> **INSTRUCTIONS TO FOLLOW**:
Give the listing from its first line through the line containing "y-tick-label: 0.00014 bbox=[544, 447, 584, 459]", inclusive, as a Markdown table with the columns Row and Line, leaving out blank lines.

[Collected data]

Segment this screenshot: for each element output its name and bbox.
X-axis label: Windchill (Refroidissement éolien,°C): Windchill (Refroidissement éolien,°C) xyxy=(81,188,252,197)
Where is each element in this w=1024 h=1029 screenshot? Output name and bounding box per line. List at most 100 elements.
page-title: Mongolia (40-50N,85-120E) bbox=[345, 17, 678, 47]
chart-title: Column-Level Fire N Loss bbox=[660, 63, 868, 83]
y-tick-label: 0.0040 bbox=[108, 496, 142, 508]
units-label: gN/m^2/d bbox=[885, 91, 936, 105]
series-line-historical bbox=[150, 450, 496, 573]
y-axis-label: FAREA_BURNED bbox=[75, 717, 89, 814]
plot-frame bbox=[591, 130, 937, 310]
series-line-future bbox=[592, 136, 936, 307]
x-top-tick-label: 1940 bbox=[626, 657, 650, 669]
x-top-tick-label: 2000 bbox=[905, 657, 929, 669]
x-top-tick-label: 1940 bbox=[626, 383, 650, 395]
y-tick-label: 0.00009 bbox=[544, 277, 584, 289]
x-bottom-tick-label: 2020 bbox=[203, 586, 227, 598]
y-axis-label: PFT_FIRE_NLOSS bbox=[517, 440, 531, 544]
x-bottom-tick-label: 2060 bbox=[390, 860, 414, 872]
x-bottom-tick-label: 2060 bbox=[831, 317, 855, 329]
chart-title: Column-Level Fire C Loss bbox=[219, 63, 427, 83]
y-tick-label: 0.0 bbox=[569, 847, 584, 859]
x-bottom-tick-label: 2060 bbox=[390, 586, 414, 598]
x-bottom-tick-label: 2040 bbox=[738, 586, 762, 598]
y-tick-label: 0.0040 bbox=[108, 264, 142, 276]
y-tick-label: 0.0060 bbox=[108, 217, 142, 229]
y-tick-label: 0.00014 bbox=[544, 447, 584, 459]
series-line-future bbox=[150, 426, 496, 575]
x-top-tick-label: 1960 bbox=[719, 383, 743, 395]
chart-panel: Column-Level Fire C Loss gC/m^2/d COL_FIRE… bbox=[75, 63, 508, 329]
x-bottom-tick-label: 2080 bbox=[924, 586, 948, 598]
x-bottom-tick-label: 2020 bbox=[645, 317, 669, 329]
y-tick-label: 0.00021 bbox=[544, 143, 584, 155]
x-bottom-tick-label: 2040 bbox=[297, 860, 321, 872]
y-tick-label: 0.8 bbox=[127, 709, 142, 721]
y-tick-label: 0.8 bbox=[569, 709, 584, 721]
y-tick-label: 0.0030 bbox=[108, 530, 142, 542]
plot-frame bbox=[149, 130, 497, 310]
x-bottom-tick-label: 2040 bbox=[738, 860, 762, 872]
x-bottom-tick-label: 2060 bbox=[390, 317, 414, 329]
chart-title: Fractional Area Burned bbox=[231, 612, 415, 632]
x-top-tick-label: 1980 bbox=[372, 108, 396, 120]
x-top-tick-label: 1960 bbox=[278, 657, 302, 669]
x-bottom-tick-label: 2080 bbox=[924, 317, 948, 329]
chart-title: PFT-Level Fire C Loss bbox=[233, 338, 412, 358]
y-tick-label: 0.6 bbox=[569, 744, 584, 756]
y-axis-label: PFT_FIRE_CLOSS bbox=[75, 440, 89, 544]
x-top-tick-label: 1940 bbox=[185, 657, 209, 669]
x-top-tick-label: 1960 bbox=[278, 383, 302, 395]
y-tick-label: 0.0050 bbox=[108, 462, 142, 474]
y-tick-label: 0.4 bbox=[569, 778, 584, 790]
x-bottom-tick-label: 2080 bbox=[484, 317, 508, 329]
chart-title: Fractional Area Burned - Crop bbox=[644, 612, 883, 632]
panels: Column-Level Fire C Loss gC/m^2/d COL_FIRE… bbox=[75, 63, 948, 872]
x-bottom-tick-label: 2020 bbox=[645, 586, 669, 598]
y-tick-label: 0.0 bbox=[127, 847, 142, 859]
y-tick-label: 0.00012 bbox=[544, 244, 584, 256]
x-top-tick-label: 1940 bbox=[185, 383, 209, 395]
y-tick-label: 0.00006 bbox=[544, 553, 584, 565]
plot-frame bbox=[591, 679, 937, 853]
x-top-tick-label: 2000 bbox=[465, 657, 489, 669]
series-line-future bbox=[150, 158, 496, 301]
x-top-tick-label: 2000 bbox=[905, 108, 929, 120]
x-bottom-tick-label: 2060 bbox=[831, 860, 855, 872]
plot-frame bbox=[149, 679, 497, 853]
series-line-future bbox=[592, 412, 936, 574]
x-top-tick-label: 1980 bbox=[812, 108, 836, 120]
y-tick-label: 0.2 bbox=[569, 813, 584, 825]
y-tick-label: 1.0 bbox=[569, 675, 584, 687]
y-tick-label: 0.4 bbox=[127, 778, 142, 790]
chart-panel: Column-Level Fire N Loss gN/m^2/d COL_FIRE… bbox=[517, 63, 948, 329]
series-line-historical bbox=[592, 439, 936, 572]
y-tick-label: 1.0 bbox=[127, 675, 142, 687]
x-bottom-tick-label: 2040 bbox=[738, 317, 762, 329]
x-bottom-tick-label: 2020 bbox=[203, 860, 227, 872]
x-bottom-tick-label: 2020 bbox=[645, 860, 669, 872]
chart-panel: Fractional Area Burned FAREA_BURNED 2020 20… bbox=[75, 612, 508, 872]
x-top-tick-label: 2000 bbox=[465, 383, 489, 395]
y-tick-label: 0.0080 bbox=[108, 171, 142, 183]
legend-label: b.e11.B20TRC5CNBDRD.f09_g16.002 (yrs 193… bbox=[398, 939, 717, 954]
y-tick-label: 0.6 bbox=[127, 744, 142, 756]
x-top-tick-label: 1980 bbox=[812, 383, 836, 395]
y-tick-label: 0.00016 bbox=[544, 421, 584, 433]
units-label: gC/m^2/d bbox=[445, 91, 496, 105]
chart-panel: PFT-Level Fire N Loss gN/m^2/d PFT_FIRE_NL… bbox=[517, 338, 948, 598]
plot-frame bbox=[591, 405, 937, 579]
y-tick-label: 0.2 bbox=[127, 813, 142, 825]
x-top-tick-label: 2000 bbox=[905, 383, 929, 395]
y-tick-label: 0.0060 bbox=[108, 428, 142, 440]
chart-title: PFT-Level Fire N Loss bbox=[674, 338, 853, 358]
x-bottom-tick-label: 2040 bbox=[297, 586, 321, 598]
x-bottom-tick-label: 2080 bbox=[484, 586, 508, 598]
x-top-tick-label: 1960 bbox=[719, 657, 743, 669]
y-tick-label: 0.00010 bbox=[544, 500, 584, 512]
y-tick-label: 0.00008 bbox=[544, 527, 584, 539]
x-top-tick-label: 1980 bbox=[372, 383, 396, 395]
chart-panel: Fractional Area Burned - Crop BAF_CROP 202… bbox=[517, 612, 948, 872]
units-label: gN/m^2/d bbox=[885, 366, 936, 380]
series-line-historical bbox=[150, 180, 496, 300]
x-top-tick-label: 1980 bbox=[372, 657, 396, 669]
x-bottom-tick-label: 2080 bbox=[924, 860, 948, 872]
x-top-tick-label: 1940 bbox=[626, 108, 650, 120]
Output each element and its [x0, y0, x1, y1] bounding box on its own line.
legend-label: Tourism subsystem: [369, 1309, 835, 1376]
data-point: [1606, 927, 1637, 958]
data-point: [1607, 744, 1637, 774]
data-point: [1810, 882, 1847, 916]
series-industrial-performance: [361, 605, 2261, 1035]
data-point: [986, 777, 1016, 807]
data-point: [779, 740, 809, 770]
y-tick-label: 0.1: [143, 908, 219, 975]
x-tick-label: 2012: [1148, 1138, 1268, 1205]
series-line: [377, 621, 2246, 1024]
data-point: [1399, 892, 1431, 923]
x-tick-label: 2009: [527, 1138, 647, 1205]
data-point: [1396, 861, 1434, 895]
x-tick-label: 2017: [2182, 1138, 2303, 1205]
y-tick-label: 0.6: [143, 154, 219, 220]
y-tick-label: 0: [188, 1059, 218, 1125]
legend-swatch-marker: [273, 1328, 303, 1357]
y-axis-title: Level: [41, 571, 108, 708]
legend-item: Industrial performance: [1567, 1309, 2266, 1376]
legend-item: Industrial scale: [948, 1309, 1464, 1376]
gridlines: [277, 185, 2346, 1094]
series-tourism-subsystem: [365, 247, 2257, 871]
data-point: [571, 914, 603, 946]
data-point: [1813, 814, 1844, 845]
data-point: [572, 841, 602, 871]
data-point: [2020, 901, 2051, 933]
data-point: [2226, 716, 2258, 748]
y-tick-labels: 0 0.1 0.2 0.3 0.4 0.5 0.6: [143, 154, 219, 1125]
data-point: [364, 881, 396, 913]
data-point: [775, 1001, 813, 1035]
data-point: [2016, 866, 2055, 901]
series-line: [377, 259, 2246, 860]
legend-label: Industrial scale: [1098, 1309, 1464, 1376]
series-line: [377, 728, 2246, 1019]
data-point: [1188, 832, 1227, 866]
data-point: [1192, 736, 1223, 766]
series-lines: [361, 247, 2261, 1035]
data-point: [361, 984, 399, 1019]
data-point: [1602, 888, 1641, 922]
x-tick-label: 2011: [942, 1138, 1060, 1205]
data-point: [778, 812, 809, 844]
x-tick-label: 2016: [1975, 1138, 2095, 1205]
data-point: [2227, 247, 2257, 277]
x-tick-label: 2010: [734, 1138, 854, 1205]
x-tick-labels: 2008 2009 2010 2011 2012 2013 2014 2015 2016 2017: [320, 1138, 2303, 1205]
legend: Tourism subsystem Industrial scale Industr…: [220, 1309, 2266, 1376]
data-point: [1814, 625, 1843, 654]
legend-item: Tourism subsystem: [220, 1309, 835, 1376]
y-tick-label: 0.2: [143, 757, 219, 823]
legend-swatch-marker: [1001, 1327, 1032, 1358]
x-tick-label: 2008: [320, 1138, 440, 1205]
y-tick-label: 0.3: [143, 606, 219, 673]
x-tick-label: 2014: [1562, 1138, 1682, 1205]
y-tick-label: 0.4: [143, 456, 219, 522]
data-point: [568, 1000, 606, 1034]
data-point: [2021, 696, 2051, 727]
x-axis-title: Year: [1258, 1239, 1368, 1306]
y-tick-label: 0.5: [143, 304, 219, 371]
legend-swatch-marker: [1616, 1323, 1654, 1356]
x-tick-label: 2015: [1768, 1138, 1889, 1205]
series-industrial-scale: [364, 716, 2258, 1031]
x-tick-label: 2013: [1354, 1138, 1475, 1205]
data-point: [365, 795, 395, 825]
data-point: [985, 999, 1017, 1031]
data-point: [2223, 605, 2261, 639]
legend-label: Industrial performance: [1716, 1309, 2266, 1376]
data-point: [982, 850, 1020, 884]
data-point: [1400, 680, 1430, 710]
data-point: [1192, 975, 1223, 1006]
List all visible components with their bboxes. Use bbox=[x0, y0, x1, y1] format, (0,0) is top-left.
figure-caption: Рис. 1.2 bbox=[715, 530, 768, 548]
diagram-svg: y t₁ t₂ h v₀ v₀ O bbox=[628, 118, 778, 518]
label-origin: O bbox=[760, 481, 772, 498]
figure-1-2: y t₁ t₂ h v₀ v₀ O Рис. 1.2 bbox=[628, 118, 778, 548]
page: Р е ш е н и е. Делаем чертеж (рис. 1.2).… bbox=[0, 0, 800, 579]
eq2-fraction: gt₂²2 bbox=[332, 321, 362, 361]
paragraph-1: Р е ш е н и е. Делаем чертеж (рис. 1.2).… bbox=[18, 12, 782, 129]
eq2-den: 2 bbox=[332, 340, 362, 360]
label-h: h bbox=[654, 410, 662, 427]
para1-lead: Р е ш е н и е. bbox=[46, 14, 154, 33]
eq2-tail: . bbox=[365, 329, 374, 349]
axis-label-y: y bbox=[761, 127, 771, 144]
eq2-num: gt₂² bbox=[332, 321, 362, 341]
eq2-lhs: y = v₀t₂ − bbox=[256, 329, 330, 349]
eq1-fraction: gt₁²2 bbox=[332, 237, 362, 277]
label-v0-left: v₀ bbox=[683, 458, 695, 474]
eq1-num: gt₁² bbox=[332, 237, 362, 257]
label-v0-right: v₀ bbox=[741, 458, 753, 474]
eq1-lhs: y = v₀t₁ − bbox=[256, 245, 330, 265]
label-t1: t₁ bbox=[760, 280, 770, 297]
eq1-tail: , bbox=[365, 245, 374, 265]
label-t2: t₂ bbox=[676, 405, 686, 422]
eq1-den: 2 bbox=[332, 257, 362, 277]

> **RESULT OF THE EXERCISE**:
| Row | Line |
|---|---|
| 1 | Segment this screenshot: for each element output its name and bbox. |
| 2 | X-axis label: Windchill (Refroidissement éolien,°C): Windchill (Refroidissement éolien,°C) xyxy=(81,188,252,197) |
| 3 | Where is each element in this w=1024 h=1029 screenshot? Output name and bounding box per line. List at most 100 elements. |
| 4 | page-title: Mongolia (40-50N,85-120E) bbox=[345, 17, 678, 47] |
| 5 | chart-title: Column-Level Fire N Loss bbox=[660, 63, 868, 83] |
| 6 | y-tick-label: 0.0040 bbox=[108, 496, 142, 508] |
| 7 | units-label: gN/m^2/d bbox=[885, 91, 936, 105] |
| 8 | series-line-historical bbox=[150, 450, 496, 573] |
| 9 | y-axis-label: FAREA_BURNED bbox=[75, 717, 89, 814] |
| 10 | plot-frame bbox=[591, 130, 937, 310] |
| 11 | series-line-future bbox=[592, 136, 936, 307] |
| 12 | x-top-tick-label: 1940 bbox=[626, 657, 650, 669] |
| 13 | x-top-tick-label: 2000 bbox=[905, 657, 929, 669] |
| 14 | x-top-tick-label: 1940 bbox=[626, 383, 650, 395] |
| 15 | y-tick-label: 0.00009 bbox=[544, 277, 584, 289] |
| 16 | x-bottom-tick-label: 2020 bbox=[203, 586, 227, 598] |
| 17 | y-axis-label: PFT_FIRE_NLOSS bbox=[517, 440, 531, 544] |
| 18 | x-bottom-tick-label: 2060 bbox=[390, 860, 414, 872] |
| 19 | x-bottom-tick-label: 2060 bbox=[831, 317, 855, 329] |
| 20 | chart-title: Column-Level Fire C Loss bbox=[219, 63, 427, 83] |
| 21 | y-tick-label: 0.0 bbox=[569, 847, 584, 859] |
| 22 | x-bottom-tick-label: 2060 bbox=[390, 586, 414, 598] |
| 23 | x-bottom-tick-label: 2040 bbox=[738, 586, 762, 598] |
| 24 | y-tick-label: 0.0040 bbox=[108, 264, 142, 276] |
| 25 | y-tick-label: 0.0060 bbox=[108, 217, 142, 229] |
| 26 | y-tick-label: 0.00014 bbox=[544, 447, 584, 459] |